§ **GIVEN INSTRUCTION**
Please repeat all of the listing exactly.

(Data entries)

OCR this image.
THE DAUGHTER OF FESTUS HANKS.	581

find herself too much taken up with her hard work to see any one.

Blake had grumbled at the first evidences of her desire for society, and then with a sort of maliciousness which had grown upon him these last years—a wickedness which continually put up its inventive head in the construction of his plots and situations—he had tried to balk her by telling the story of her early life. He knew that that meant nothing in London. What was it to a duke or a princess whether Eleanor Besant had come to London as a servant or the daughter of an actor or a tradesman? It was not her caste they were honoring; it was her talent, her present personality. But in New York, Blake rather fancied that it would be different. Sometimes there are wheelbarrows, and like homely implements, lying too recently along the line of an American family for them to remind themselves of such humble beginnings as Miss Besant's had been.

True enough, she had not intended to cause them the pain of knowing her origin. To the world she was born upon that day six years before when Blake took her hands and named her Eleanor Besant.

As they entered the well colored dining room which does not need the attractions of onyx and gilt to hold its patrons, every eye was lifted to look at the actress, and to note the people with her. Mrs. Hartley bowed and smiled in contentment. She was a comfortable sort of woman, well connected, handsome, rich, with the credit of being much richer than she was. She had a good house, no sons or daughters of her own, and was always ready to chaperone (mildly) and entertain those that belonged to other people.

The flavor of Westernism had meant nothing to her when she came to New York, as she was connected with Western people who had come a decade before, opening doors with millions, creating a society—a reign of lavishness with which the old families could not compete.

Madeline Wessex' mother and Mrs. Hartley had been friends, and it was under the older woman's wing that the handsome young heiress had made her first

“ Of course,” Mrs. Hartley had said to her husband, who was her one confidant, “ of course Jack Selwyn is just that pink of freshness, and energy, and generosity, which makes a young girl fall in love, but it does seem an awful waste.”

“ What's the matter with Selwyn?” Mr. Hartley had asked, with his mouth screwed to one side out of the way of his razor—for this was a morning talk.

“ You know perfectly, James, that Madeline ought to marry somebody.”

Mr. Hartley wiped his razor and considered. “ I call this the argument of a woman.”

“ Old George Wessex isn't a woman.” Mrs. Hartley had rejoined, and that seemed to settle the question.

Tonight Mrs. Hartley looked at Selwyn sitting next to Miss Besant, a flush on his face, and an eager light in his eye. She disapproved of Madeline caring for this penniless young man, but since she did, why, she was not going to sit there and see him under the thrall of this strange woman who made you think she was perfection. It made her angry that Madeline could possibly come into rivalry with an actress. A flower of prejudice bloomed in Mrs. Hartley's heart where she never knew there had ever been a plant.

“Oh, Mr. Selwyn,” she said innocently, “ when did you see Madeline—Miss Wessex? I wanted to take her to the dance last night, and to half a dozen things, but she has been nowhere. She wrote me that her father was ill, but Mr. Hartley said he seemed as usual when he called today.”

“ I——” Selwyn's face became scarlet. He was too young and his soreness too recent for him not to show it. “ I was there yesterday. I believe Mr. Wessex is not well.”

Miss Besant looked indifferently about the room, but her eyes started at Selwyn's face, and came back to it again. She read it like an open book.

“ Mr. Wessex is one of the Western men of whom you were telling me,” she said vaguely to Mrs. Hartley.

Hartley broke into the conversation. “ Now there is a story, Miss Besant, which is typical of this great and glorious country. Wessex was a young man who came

§ **EXERCISE SOLUTION**
OCR this image.
THE DAUGHTER OF FESTUS HANKS.	581

find herself too much taken up with her hard work to see any one.

Blake had grumbled at the first evidences of her desire for society, and then with a sort of maliciousness which had grown upon him these last years—a wickedness which continually put up its inventive head in the construction of his plots and situations—he had tried to balk her by telling the story of her early life. He knew that that meant nothing in London. What was it to a duke or a princess whether Eleanor Besant had come to London as a servant or the daughter of an actor or a tradesman? It was not her caste they were honoring; it was her talent, her present personality. But in New York, Blake rather fancied that it would be different. Sometimes there are wheelbarrows, and like homely implements, lying too recently along the line of an American family for them to remind themselves of such humble beginnings as Miss Besant's had been.

True enough, she had not intended to cause them the pain of knowing her origin. To the world she was born upon that day six years before when Blake took her hands and named her Eleanor Besant.

As they entered the well colored dining room which does not need the attractions of onyx and gilt to hold its patrons, every eye was lifted to look at the actress, and to note the people with her. Mrs. Hartley bowed and smiled in contentment. She was a comfortable sort of woman, well connected, handsome, rich, with the credit of being much richer than she was. She had a good house, no sons or daughters of her own, and was always ready to chaperone (mildly) and entertain those that belonged to other people.

The flavor of Westernism had meant nothing to her when she came to New York, as she was connected with Western people who had come a decade before, opening doors with millions, creating a society—a reign of lavishness with which the old families could not compete.

Madeline Wessex' mother and Mrs. Hartley had been friends, and it was under the older woman's wing that the handsome young heiress had made her first

“ Of course,” Mrs. Hartley had said to her husband, who was her one confidant, “ of course Jack Selwyn is just that pink of freshness, and energy, and generosity, which makes a young girl fall in love, but it does seem an awful waste.”

“ What's the matter with Selwyn?” Mr. Hartley had asked, with his mouth screwed to one side out of the way of his razor—for this was a morning talk.

“ You know perfectly, James, that Madeline ought to marry somebody.”

Mr. Hartley wiped his razor and considered. “ I call this the argument of a woman.”

“ Old George Wessex isn't a woman.” Mrs. Hartley had rejoined, and that seemed to settle the question.

Tonight Mrs. Hartley looked at Selwyn sitting next to Miss Besant, a flush on his face, and an eager light in his eye. She disapproved of Madeline caring for this penniless young man, but since she did, why, she was not going to sit there and see him under the thrall of this strange woman who made you think she was perfection. It made her angry that Madeline could possibly come into rivalry with an actress. A flower of prejudice bloomed in Mrs. Hartley's heart where she never knew there had ever been a plant.

“Oh, Mr. Selwyn,” she said innocently, “ when did you see Madeline—Miss Wessex? I wanted to take her to the dance last night, and to half a dozen things, but she has been nowhere. She wrote me that her father was ill, but Mr. Hartley said he seemed as usual when he called today.”

“ I——” Selwyn's face became scarlet. He was too young and his soreness too recent for him not to show it. “ I was there yesterday. I believe Mr. Wessex is not well.”

Miss Besant looked indifferently about the room, but her eyes started at Selwyn's face, and came back to it again. She read it like an open book.

“ Mr. Wessex is one of the Western men of whom you were telling me,” she said vaguely to Mrs. Hartley.

Hartley broke into the conversation. “ Now there is a story, Miss Besant, which is typical of this great and glorious country. Wessex was a young man who came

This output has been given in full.